GIVEN PROBLEM: Copy the data from the line with "x-tick-label: 04 xyxy=(162,429,181,447)" up to and including the line with "bar xyxy=(166,357,171,419)", keeping every character as it stands.
--------
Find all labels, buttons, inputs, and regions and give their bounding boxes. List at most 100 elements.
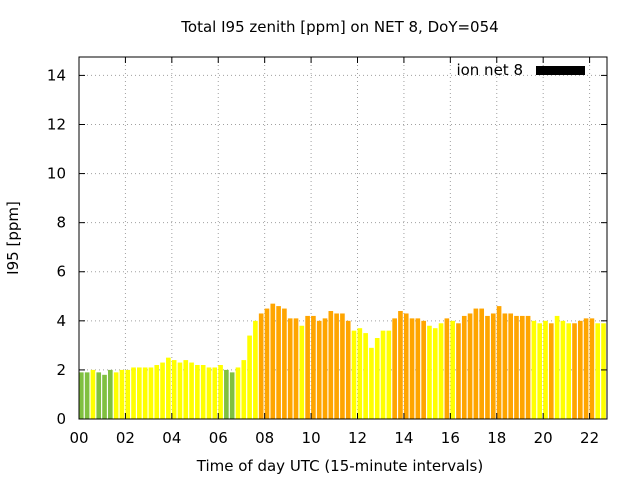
x-tick-label: 04 xyxy=(162,429,181,447)
bar xyxy=(224,369,229,419)
bar xyxy=(253,320,258,419)
bar xyxy=(508,313,514,419)
y-tick-label: 4 xyxy=(56,312,66,330)
bar xyxy=(473,308,479,419)
bar xyxy=(200,365,206,419)
bar xyxy=(386,330,392,419)
x-tick-label: 00 xyxy=(69,429,88,447)
bar xyxy=(583,318,589,419)
bar xyxy=(96,372,102,419)
bar xyxy=(229,372,235,419)
bar xyxy=(577,320,583,419)
bar xyxy=(276,306,281,419)
bar xyxy=(137,367,142,419)
y-tick-label: 2 xyxy=(56,361,66,379)
bar xyxy=(218,365,223,419)
bar xyxy=(166,357,171,419)
bar xyxy=(485,315,490,419)
bar xyxy=(345,320,351,419)
bar xyxy=(241,360,247,419)
bar xyxy=(148,367,154,419)
chart-title: Total I95 zenith [ppm] on NET 8, DoY=054 xyxy=(180,18,498,36)
bar xyxy=(282,308,287,419)
bar xyxy=(392,318,397,419)
y-tick-label: 10 xyxy=(47,165,66,183)
bar xyxy=(490,313,496,419)
bar xyxy=(450,320,455,419)
bar xyxy=(374,338,380,419)
bar xyxy=(595,323,601,419)
bar xyxy=(531,320,537,419)
axis-ticks xyxy=(78,57,607,420)
grid xyxy=(79,57,607,419)
bar xyxy=(171,360,177,419)
bar xyxy=(108,369,113,419)
bar xyxy=(247,335,252,419)
x-tick-label: 02 xyxy=(116,429,135,447)
y-tick-label: 0 xyxy=(56,410,66,428)
bar xyxy=(467,313,473,419)
x-tick-label: 08 xyxy=(255,429,274,447)
bar xyxy=(270,303,276,419)
y-tick-label: 12 xyxy=(47,115,66,133)
bar xyxy=(566,323,572,419)
bar xyxy=(369,347,374,419)
bar xyxy=(258,313,264,419)
bar xyxy=(195,365,200,419)
legend: ion net 8 xyxy=(456,61,585,79)
bar xyxy=(113,372,119,419)
bar xyxy=(479,308,484,419)
y-axis-label: I95 [ppm] xyxy=(4,201,22,275)
bar xyxy=(444,318,450,419)
bar xyxy=(496,306,502,419)
bar xyxy=(119,369,125,419)
bar xyxy=(299,325,305,419)
y-tick-label: 8 xyxy=(56,214,66,232)
bar xyxy=(311,315,316,419)
x-tick-label: 20 xyxy=(534,429,553,447)
bar xyxy=(415,318,421,419)
bar xyxy=(334,313,339,419)
bar xyxy=(572,323,577,419)
bar xyxy=(287,318,293,419)
bar xyxy=(322,318,328,419)
bar xyxy=(235,367,241,419)
bar xyxy=(131,367,136,419)
bar xyxy=(154,365,160,419)
bar xyxy=(432,328,438,419)
bar xyxy=(357,328,363,419)
y-tick-label: 6 xyxy=(56,263,66,281)
bar xyxy=(212,367,218,419)
y-tick-labels: 0 2 4 6 8 10 12 14 xyxy=(47,66,66,428)
x-axis-label: Time of day UTC (15-minute intervals) xyxy=(196,457,483,475)
bar xyxy=(502,313,508,419)
bars xyxy=(79,303,606,419)
bar xyxy=(421,320,426,419)
bar xyxy=(548,323,554,419)
bar xyxy=(102,374,107,419)
bar xyxy=(427,325,432,419)
bar xyxy=(84,372,90,419)
bar xyxy=(340,313,345,419)
bar xyxy=(461,315,467,419)
x-tick-labels: 00 02 04 06 08 10 12 14 16 18 20 22 xyxy=(69,429,599,447)
bar xyxy=(560,320,566,419)
bar xyxy=(183,360,189,419)
bar xyxy=(589,318,595,419)
legend-swatch xyxy=(536,66,585,75)
x-tick-label: 10 xyxy=(302,429,321,447)
bar xyxy=(328,311,334,419)
bar xyxy=(543,320,548,419)
bar xyxy=(125,369,131,419)
bar xyxy=(514,315,519,419)
x-tick-label: 14 xyxy=(394,429,413,447)
x-tick-label: 18 xyxy=(487,429,506,447)
bar xyxy=(79,372,84,419)
bar xyxy=(456,323,461,419)
bar xyxy=(398,311,403,419)
bar xyxy=(316,320,322,419)
bar xyxy=(90,369,96,419)
x-tick-label: 16 xyxy=(441,429,460,447)
bar xyxy=(519,315,525,419)
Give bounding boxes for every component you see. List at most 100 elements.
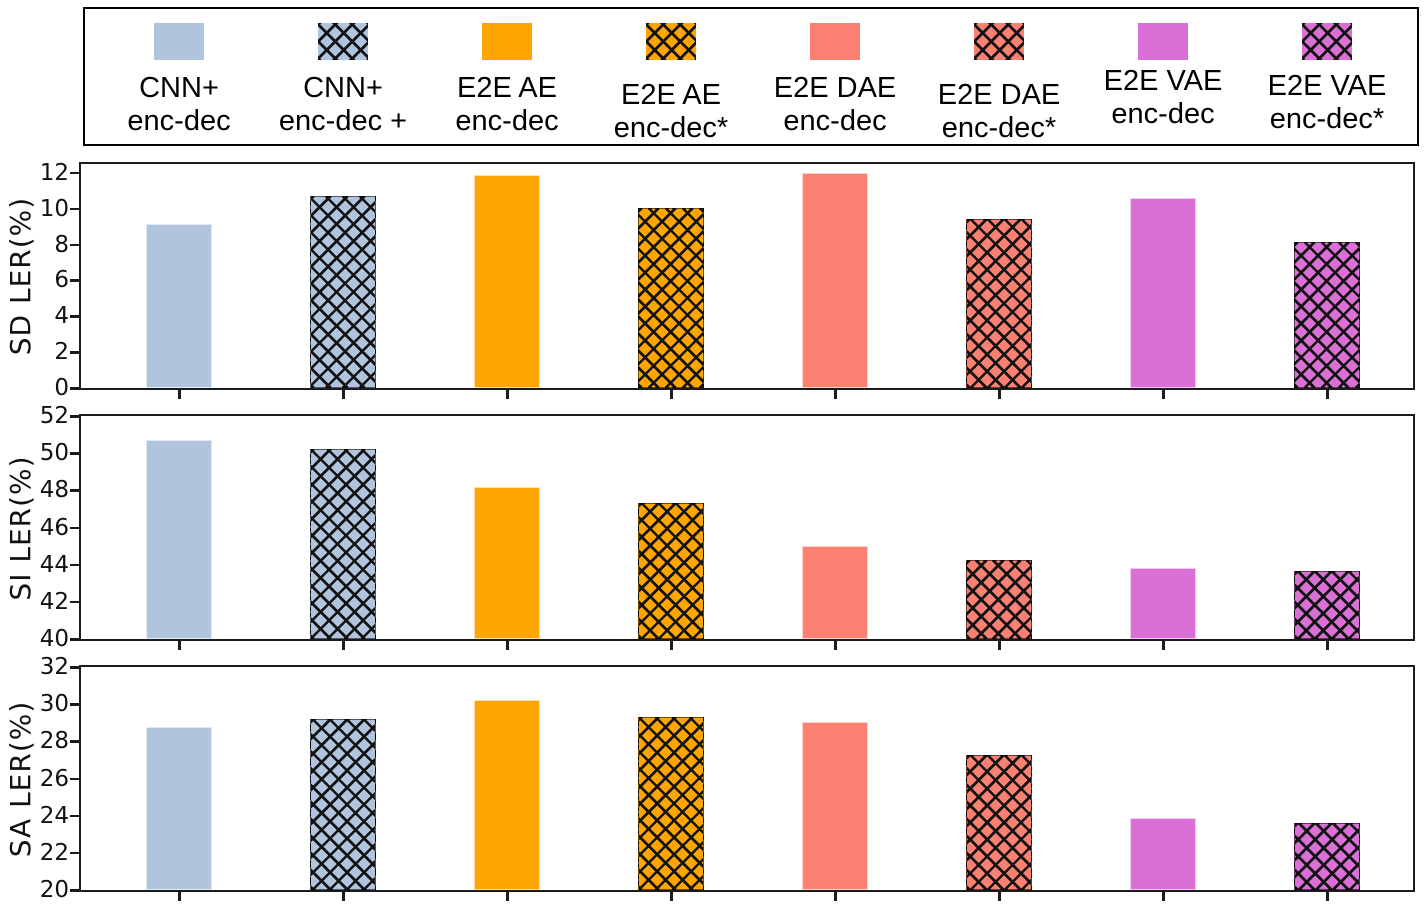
--------
SOLUTION TO THE EXERCISE:
x-tick-label: 04 xyxy=(162,429,181,447)
bar xyxy=(224,369,229,419)
bar xyxy=(253,320,258,419)
bar xyxy=(508,313,514,419)
y-tick-label: 4 xyxy=(56,312,66,330)
bar xyxy=(473,308,479,419)
bar xyxy=(200,365,206,419)
bar xyxy=(386,330,392,419)
x-tick-label: 00 xyxy=(69,429,88,447)
bar xyxy=(583,318,589,419)
bar xyxy=(96,372,102,419)
bar xyxy=(229,372,235,419)
bar xyxy=(577,320,583,419)
bar xyxy=(276,306,281,419)
bar xyxy=(137,367,142,419)
y-tick-label: 2 xyxy=(56,361,66,379)
bar xyxy=(218,365,223,419)
bar xyxy=(166,357,171,419)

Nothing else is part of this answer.